PROBLEM STATEMENT: All of the data should be repeated exactly; pictures are not part of the copy.

Stored data:
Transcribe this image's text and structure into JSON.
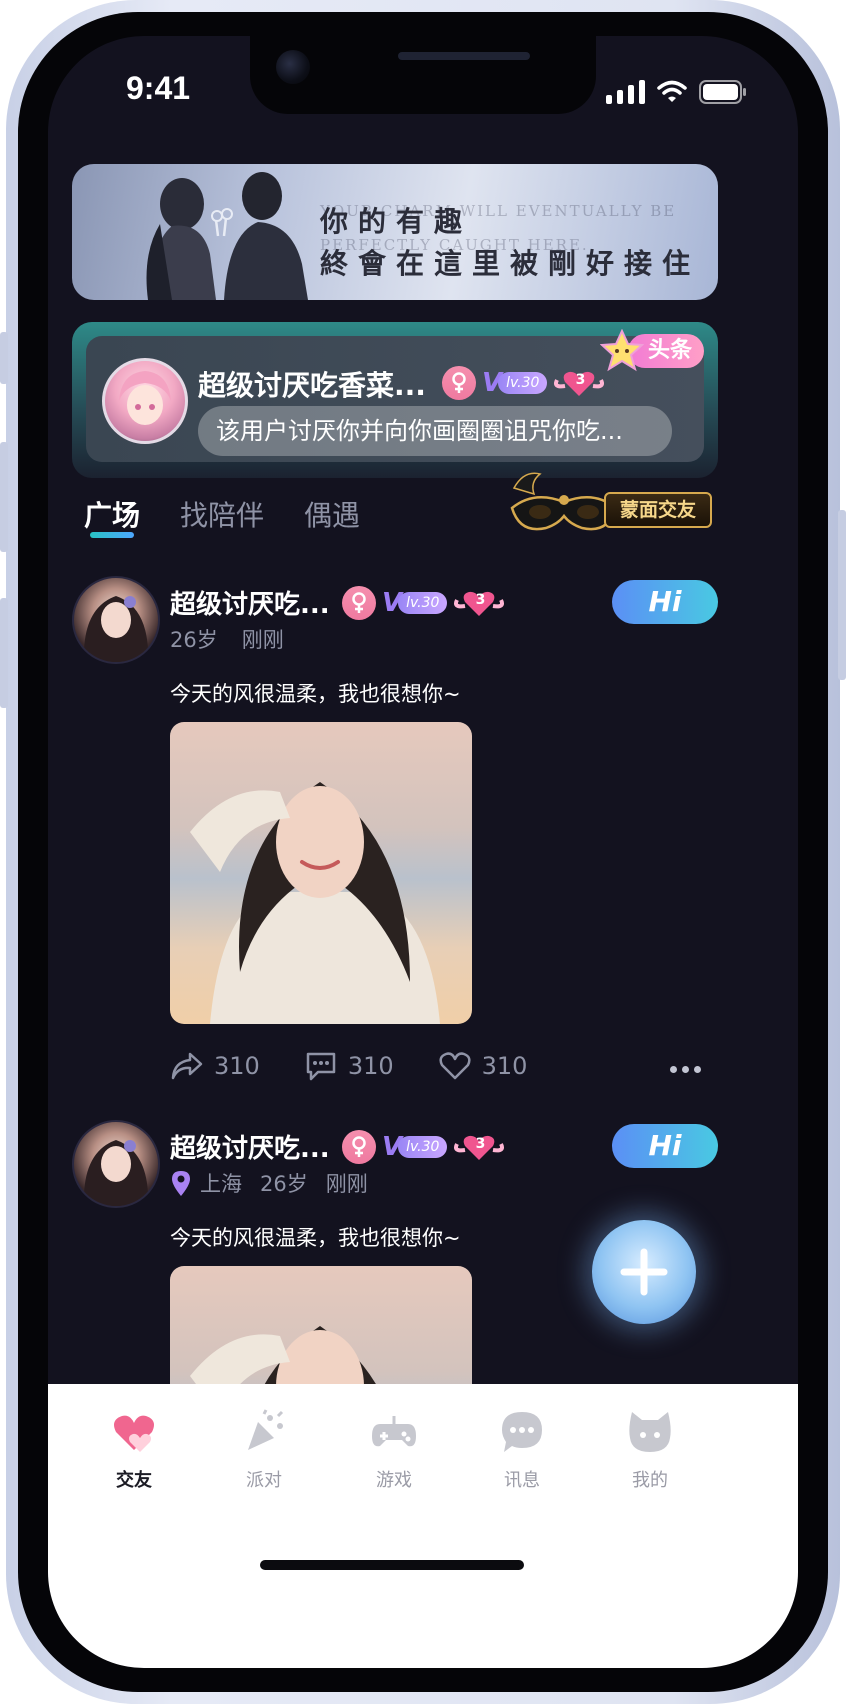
{
  "status_bar": {
    "time": "9:41"
  },
  "banner": {
    "line1": "你的有趣",
    "line2": "終會在這里被剛好接住",
    "english": "YOUR CHARM WILL EVENTUALLY BE PERFECTLY CAUGHT HERE."
  },
  "headline": {
    "name": "超级讨厌吃香菜...",
    "level": "lv.30",
    "heart_count": "3",
    "message": "该用户讨厌你并向你画圈圈诅咒你吃...",
    "tag": "头条"
  },
  "tabs": [
    {
      "label": "广场",
      "active": true
    },
    {
      "label": "找陪伴",
      "active": false
    },
    {
      "label": "偶遇",
      "active": false
    }
  ],
  "masked_dating": {
    "label": "蒙面交友"
  },
  "posts": [
    {
      "name": "超级讨厌吃...",
      "level": "lv.30",
      "heart_count": "3",
      "location": "",
      "age": "26岁",
      "time": "刚刚",
      "hi": "Hi",
      "text": "今天的风很温柔，我也很想你~",
      "shares": "310",
      "comments": "310",
      "likes": "310"
    },
    {
      "name": "超级讨厌吃...",
      "level": "lv.30",
      "heart_count": "3",
      "location": "上海",
      "age": "26岁",
      "time": "刚刚",
      "hi": "Hi",
      "text": "今天的风很温柔，我也很想你~"
    }
  ],
  "tabbar": [
    {
      "label": "交友",
      "icon": "heart-icon",
      "active": true
    },
    {
      "label": "派对",
      "icon": "party-popper-icon",
      "active": false
    },
    {
      "label": "游戏",
      "icon": "gamepad-icon",
      "active": false
    },
    {
      "label": "讯息",
      "icon": "chat-bubble-icon",
      "active": false
    },
    {
      "label": "我的",
      "icon": "cat-face-icon",
      "active": false
    }
  ],
  "colors": {
    "background": "#13121f",
    "accent_teal": "#28c3c4",
    "hi_gradient_start": "#5b8ff5",
    "hi_gradient_end": "#49c9e2",
    "female_badge": "#f58fae",
    "level_purple": "#9b7cf3",
    "tabbar_active_pink": "#f0668f"
  }
}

RIGHT ANSWER:
Transcribe this image's text and structure into JSON.
{
  "status_bar": {
    "time": "9:41"
  },
  "banner": {
    "line1": "你的有趣",
    "line2": "終會在這里被剛好接住",
    "english": "YOUR CHARM WILL EVENTUALLY BE PERFECTLY CAUGHT HERE."
  },
  "headline": {
    "name": "超级讨厌吃香菜...",
    "level": "lv.30",
    "heart_count": "3",
    "message": "该用户讨厌你并向你画圈圈诅咒你吃...",
    "tag": "头条"
  },
  "tabs": [
    {
      "label": "广场",
      "active": true
    },
    {
      "label": "找陪伴",
      "active": false
    },
    {
      "label": "偶遇",
      "active": false
    }
  ],
  "masked_dating": {
    "label": "蒙面交友"
  },
  "posts": [
    {
      "name": "超级讨厌吃...",
      "level": "lv.30",
      "heart_count": "3",
      "location": "",
      "age": "26岁",
      "time": "刚刚",
      "hi": "Hi",
      "text": "今天的风很温柔，我也很想你~",
      "shares": "310",
      "comments": "310",
      "likes": "310"
    },
    {
      "name": "超级讨厌吃...",
      "level": "lv.30",
      "heart_count": "3",
      "location": "上海",
      "age": "26岁",
      "time": "刚刚",
      "hi": "Hi",
      "text": "今天的风很温柔，我也很想你~"
    }
  ],
  "tabbar": [
    {
      "label": "交友",
      "icon": "heart-icon",
      "active": true
    },
    {
      "label": "派对",
      "icon": "party-popper-icon",
      "active": false
    },
    {
      "label": "游戏",
      "icon": "gamepad-icon",
      "active": false
    },
    {
      "label": "讯息",
      "icon": "chat-bubble-icon",
      "active": false
    },
    {
      "label": "我的",
      "icon": "cat-face-icon",
      "active": false
    }
  ],
  "colors": {
    "background": "#13121f",
    "accent_teal": "#28c3c4",
    "hi_gradient_start": "#5b8ff5",
    "hi_gradient_end": "#49c9e2",
    "female_badge": "#f58fae",
    "level_purple": "#9b7cf3",
    "tabbar_active_pink": "#f0668f"
  }
}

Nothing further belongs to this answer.